═══ Source data
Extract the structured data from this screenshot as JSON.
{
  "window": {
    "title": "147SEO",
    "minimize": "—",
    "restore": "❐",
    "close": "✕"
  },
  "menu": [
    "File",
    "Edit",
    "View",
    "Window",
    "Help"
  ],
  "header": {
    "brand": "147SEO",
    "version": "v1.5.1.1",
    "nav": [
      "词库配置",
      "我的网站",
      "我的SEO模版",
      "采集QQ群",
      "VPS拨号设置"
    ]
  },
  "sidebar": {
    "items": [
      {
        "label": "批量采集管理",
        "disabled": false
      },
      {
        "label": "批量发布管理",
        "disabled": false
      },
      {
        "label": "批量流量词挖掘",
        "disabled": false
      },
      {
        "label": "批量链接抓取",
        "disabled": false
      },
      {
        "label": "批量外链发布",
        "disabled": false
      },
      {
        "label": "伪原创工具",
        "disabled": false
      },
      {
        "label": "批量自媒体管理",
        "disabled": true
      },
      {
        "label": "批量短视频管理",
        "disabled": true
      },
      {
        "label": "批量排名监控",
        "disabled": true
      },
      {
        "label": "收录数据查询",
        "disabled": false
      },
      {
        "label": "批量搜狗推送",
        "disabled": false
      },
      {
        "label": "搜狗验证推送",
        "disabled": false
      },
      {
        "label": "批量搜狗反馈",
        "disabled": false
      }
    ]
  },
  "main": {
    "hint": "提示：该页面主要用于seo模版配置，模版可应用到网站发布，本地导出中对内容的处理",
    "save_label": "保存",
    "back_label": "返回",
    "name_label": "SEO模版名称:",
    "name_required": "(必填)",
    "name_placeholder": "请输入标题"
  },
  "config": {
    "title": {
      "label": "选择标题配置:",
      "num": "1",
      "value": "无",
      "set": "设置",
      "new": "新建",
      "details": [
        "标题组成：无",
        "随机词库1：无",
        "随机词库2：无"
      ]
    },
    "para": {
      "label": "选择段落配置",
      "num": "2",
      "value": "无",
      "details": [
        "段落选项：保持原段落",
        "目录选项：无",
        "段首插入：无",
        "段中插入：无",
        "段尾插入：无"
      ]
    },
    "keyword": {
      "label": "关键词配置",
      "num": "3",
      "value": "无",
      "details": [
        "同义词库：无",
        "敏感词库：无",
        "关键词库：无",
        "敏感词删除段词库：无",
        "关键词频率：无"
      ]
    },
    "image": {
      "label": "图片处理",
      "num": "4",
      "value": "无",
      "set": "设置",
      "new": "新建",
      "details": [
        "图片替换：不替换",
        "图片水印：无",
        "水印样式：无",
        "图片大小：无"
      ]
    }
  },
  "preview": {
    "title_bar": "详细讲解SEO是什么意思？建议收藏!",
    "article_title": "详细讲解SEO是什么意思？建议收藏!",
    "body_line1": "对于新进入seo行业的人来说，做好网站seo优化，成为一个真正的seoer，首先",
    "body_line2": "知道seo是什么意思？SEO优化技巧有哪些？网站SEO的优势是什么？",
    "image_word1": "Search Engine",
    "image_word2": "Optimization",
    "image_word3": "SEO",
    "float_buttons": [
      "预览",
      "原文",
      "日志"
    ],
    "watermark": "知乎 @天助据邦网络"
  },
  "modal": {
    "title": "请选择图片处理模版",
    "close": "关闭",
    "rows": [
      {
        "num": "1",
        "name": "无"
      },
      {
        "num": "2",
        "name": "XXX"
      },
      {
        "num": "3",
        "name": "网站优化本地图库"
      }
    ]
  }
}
══════
═══ Source data
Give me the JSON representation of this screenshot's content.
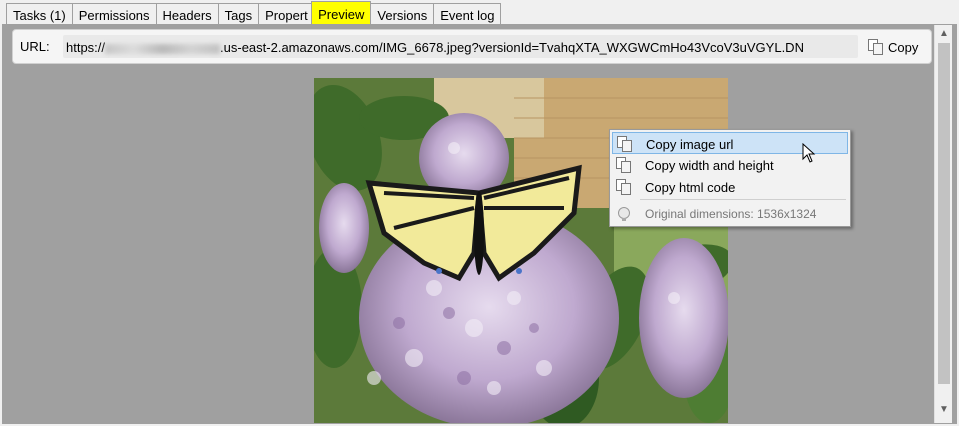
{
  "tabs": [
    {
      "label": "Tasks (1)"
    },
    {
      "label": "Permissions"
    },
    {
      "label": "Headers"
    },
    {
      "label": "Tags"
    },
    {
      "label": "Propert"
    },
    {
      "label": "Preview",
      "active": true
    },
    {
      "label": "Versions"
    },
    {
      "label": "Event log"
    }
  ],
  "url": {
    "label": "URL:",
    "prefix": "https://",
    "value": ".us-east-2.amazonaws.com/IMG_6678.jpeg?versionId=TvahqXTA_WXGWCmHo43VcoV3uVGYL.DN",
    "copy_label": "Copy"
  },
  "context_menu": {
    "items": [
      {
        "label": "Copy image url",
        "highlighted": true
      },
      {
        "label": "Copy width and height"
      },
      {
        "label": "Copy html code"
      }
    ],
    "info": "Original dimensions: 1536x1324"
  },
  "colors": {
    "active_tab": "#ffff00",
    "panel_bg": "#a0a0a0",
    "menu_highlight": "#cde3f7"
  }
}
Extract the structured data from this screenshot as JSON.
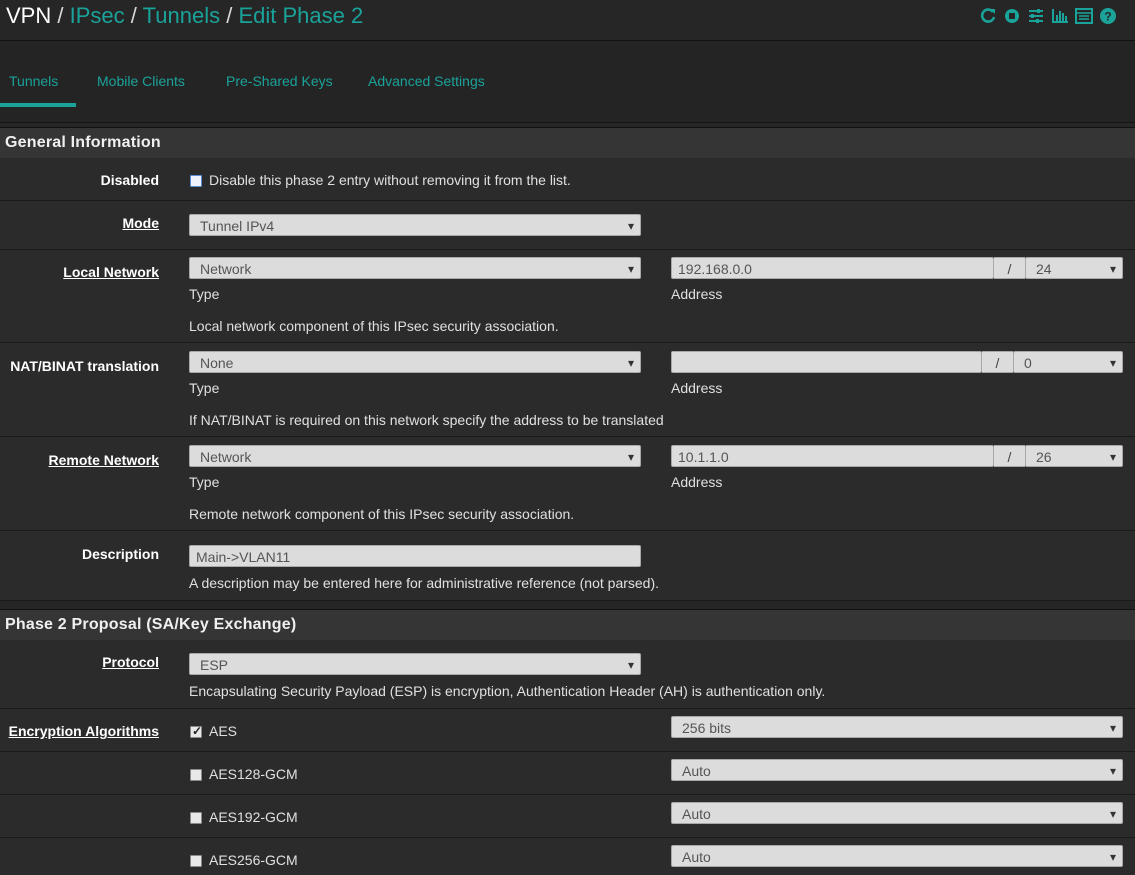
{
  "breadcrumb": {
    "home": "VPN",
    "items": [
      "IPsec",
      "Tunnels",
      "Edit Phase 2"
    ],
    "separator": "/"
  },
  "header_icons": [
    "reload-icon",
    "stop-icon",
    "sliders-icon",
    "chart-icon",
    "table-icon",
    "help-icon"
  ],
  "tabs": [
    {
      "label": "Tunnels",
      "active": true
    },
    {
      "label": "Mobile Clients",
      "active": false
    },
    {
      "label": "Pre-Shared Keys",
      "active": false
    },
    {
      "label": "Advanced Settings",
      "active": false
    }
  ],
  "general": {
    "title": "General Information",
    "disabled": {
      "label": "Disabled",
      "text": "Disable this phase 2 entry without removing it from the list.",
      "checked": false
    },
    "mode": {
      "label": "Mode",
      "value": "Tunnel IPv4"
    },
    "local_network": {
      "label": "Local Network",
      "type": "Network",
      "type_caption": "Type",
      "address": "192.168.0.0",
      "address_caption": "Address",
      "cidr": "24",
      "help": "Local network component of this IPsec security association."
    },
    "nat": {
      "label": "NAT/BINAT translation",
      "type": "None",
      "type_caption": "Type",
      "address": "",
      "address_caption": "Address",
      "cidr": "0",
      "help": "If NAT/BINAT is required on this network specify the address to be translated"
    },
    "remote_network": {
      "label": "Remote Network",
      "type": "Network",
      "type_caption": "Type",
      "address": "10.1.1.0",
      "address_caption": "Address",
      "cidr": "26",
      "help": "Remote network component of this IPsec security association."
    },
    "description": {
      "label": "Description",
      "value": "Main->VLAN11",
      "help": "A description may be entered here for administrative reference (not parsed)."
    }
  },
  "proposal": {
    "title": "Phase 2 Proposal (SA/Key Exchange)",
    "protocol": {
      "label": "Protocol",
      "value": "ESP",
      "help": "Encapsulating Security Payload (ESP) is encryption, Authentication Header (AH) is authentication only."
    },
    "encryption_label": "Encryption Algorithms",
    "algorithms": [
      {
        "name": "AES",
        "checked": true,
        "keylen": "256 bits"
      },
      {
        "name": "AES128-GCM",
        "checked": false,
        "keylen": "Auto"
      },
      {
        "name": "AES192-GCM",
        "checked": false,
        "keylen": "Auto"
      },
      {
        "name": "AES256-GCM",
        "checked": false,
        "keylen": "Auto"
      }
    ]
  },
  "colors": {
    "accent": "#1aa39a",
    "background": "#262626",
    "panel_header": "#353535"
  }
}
══════
- [What is asked] Using the data above, copy each line that contains "BINAT".

- [Written response]
      "label": "NAT/BINAT translation",
      "help": "If NAT/BINAT is required on this network specify the address to be translated"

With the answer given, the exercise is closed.